** What the task asks **
Only a number is wanted: how many lines of the entries include the string "профессионального"?

** Source material **
────

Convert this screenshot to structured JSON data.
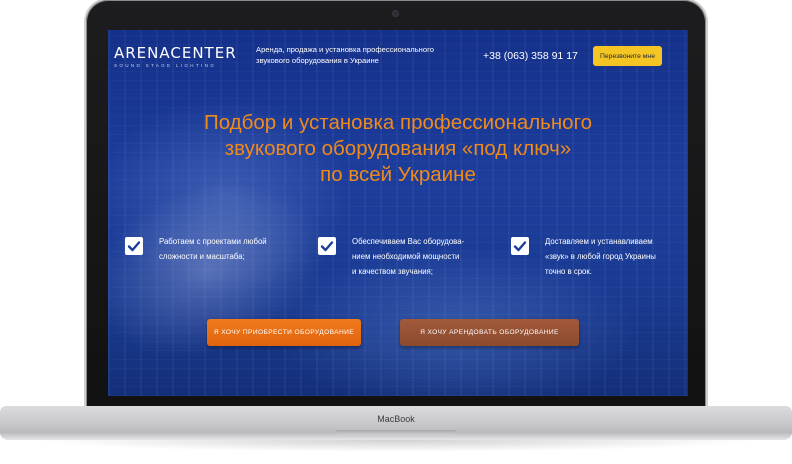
{
  "device": {
    "brand_label": "MacBook"
  },
  "header": {
    "logo_main": "ARENACENTER",
    "logo_sub": "SOUND STAGE LIGHTING",
    "tagline_line1": "Аренда, продажа и установка профессионального",
    "tagline_line2": "звукового оборудования в Украине",
    "phone": "+38 (063) 358 91 17",
    "callback_label": "Перезвоните мне",
    "callback_color": "#f5c623"
  },
  "hero": {
    "headline_line1": "Подбор и установка профессионального",
    "headline_line2": "звукового оборудования «под ключ»",
    "headline_line3": "по всей Украине",
    "accent_color": "#f08a1a"
  },
  "features": [
    {
      "icon": "checkbox-icon",
      "lines": [
        "Работаем с проектами любой",
        "сложности и масштаба;"
      ]
    },
    {
      "icon": "checkbox-icon",
      "lines": [
        "Обеспечиваем Вас оборудова-",
        "нием необходимой мощности",
        "и качеством звучания;"
      ]
    },
    {
      "icon": "checkbox-icon",
      "lines": [
        "Доставляем и устанавливаем",
        "«звук» в любой город Украины",
        "точно в срок."
      ]
    }
  ],
  "cta": {
    "buy_label": "Я ХОЧУ ПРИОБРЕСТИ ОБОРУДОВАНИЕ",
    "rent_label": "Я ХОЧУ АРЕНДОВАТЬ ОБОРУДОВАНИЕ",
    "buy_color": "#f07a1c",
    "rent_color": "#a15a3a"
  }
}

────

** Problem solution **
2